• **What to do**
Look below for the line containing "Serialize everything readable", then write out that line and every line after it to the end, exactly, minus the pictures.

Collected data
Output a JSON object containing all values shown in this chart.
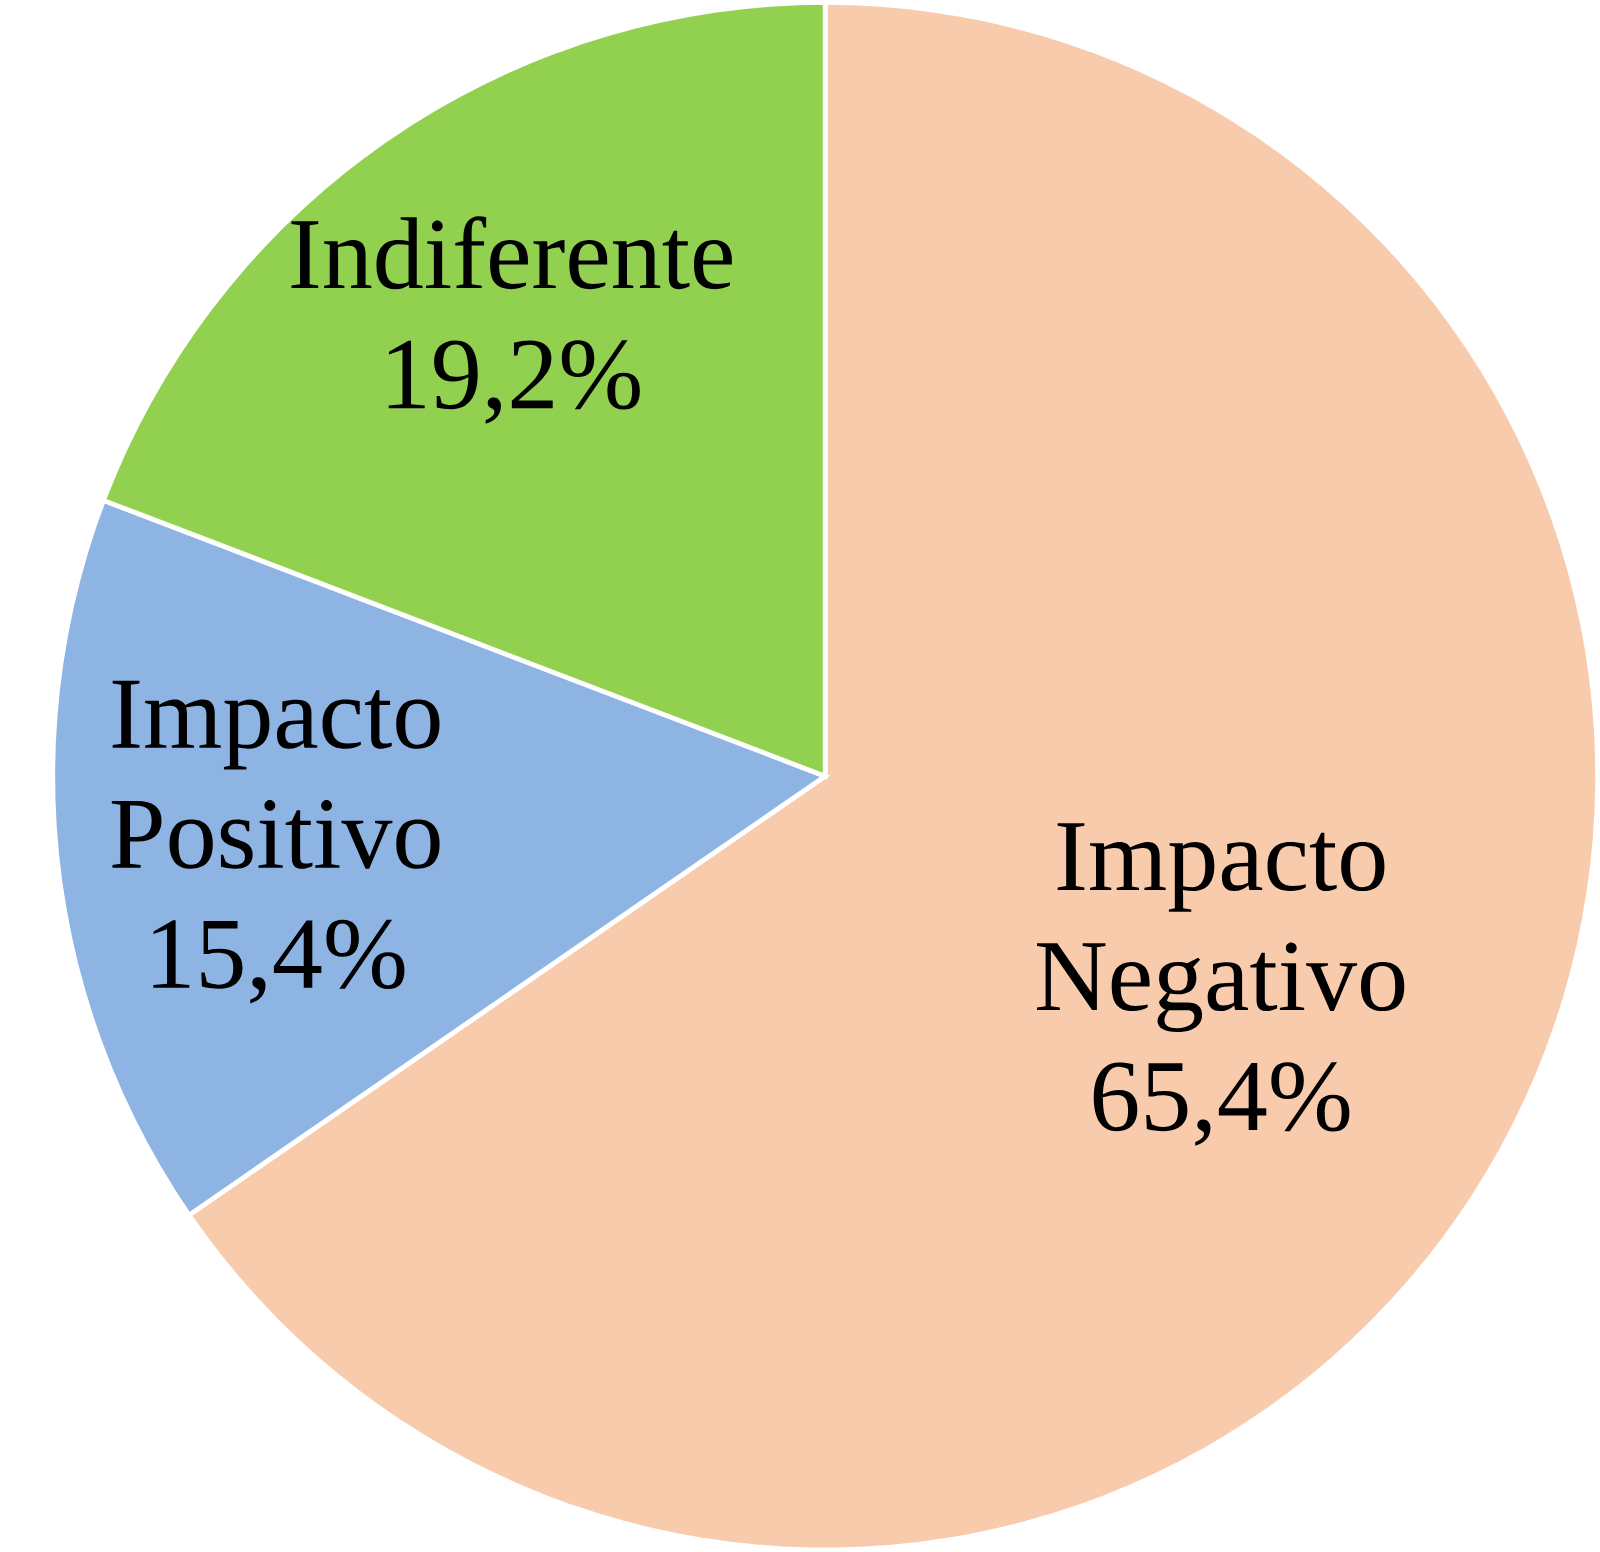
{
  "chart_data": {
    "type": "pie",
    "categories": [
      "Impacto Negativo",
      "Impacto Positivo",
      "Indiferente"
    ],
    "values": [
      65.4,
      15.4,
      19.2
    ],
    "value_labels": [
      "65,4%",
      "15,4%",
      "19,2%"
    ],
    "colors": [
      "#f8cbad",
      "#8eb4e3",
      "#92d050"
    ]
  }
}
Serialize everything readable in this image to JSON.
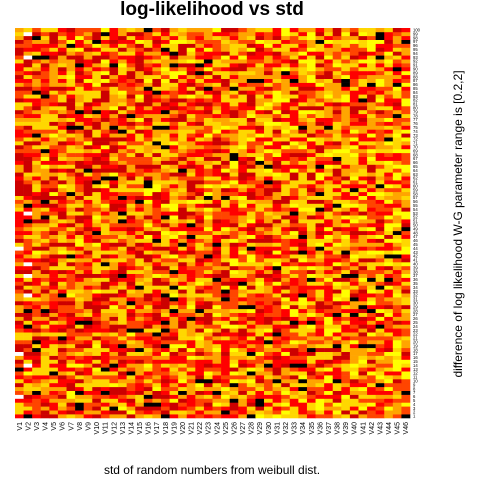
{
  "chart_data": {
    "type": "heatmap",
    "title": "log-likelihood vs std",
    "xlabel": "std of random numbers from weibull dist.",
    "ylabel": "difference of log likelihood W-G parameter range is [0.2,2]",
    "columns": [
      "V1",
      "V2",
      "V3",
      "V4",
      "V5",
      "V6",
      "V7",
      "V8",
      "V9",
      "V10",
      "V11",
      "V12",
      "V13",
      "V14",
      "V15",
      "V16",
      "V17",
      "V18",
      "V19",
      "V20",
      "V21",
      "V22",
      "V23",
      "V24",
      "V25",
      "V26",
      "V27",
      "V28",
      "V29",
      "V30",
      "V31",
      "V32",
      "V33",
      "V34",
      "V35",
      "V36",
      "V37",
      "V38",
      "V39",
      "V40",
      "V41",
      "V42",
      "V43",
      "V44",
      "V45",
      "V46"
    ],
    "row_count": 100,
    "row_labels_range": [
      1,
      100
    ],
    "color_scale": [
      "#ffffff",
      "#ffff80",
      "#ffff00",
      "#ffd700",
      "#ffa500",
      "#ff4500",
      "#ff0000",
      "#cc0000",
      "#000000"
    ],
    "grid": false
  }
}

• **Exercise output**
Serialize everything readable in this image to JSON.
{
  "chart_data": {
    "type": "heatmap",
    "title": "log-likelihood vs std",
    "xlabel": "std of random numbers from weibull dist.",
    "ylabel": "difference of log likelihood W-G parameter range is [0.2,2]",
    "columns": [
      "V1",
      "V2",
      "V3",
      "V4",
      "V5",
      "V6",
      "V7",
      "V8",
      "V9",
      "V10",
      "V11",
      "V12",
      "V13",
      "V14",
      "V15",
      "V16",
      "V17",
      "V18",
      "V19",
      "V20",
      "V21",
      "V22",
      "V23",
      "V24",
      "V25",
      "V26",
      "V27",
      "V28",
      "V29",
      "V30",
      "V31",
      "V32",
      "V33",
      "V34",
      "V35",
      "V36",
      "V37",
      "V38",
      "V39",
      "V40",
      "V41",
      "V42",
      "V43",
      "V44",
      "V45",
      "V46"
    ],
    "row_count": 100,
    "row_labels_range": [
      1,
      100
    ],
    "color_scale": [
      "#ffffff",
      "#ffff80",
      "#ffff00",
      "#ffd700",
      "#ffa500",
      "#ff4500",
      "#ff0000",
      "#cc0000",
      "#000000"
    ],
    "grid": false
  }
}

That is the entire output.